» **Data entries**
╭──

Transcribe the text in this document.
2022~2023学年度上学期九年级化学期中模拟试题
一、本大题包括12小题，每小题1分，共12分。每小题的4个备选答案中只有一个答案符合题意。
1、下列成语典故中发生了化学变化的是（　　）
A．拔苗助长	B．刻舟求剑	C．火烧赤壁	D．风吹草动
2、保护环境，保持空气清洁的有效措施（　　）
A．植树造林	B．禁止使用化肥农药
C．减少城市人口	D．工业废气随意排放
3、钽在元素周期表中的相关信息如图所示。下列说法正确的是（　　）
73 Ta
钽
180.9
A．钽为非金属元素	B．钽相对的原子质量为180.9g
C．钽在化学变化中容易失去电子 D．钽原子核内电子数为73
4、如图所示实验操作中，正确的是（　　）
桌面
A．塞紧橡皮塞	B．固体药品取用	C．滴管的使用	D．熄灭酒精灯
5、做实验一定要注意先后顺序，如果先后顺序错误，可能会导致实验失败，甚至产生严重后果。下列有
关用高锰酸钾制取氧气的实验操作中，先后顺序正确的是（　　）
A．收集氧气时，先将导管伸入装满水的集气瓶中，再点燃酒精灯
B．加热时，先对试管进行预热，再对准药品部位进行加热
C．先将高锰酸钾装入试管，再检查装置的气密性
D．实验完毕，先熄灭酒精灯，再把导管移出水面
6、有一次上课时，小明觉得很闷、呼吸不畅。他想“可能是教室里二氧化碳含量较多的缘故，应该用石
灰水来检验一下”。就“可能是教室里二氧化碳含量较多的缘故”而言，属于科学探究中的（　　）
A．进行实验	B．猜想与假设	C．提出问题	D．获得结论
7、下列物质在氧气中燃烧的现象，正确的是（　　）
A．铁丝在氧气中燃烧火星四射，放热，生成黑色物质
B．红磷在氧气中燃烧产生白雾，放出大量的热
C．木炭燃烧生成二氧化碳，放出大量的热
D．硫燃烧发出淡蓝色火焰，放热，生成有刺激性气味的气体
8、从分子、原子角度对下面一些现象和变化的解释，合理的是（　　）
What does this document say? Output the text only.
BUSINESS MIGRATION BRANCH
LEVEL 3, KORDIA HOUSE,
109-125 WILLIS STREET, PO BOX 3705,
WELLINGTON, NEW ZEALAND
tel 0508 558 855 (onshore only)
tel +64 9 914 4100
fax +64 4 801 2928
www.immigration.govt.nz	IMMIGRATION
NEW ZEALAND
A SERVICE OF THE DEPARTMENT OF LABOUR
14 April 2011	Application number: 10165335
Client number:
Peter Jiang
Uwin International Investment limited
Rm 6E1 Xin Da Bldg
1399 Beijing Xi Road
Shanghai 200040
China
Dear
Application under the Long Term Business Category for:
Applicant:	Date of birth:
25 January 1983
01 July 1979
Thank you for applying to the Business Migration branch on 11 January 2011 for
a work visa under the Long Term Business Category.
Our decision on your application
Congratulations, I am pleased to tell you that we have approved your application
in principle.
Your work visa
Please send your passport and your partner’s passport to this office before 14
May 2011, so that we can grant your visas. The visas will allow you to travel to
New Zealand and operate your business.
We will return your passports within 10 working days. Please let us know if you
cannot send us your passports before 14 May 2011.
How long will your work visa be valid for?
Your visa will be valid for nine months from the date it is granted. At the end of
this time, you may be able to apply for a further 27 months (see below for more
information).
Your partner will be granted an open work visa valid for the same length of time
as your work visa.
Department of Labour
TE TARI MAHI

╰──

» **REQUIRED WORK**
Copy out every line holding the string "partner".

» **SOLUTION FOR THIS EXERCISE**
Please send your passport and your partner’s passport to this office before 14
Your partner will be granted an open work visa valid for the same length of time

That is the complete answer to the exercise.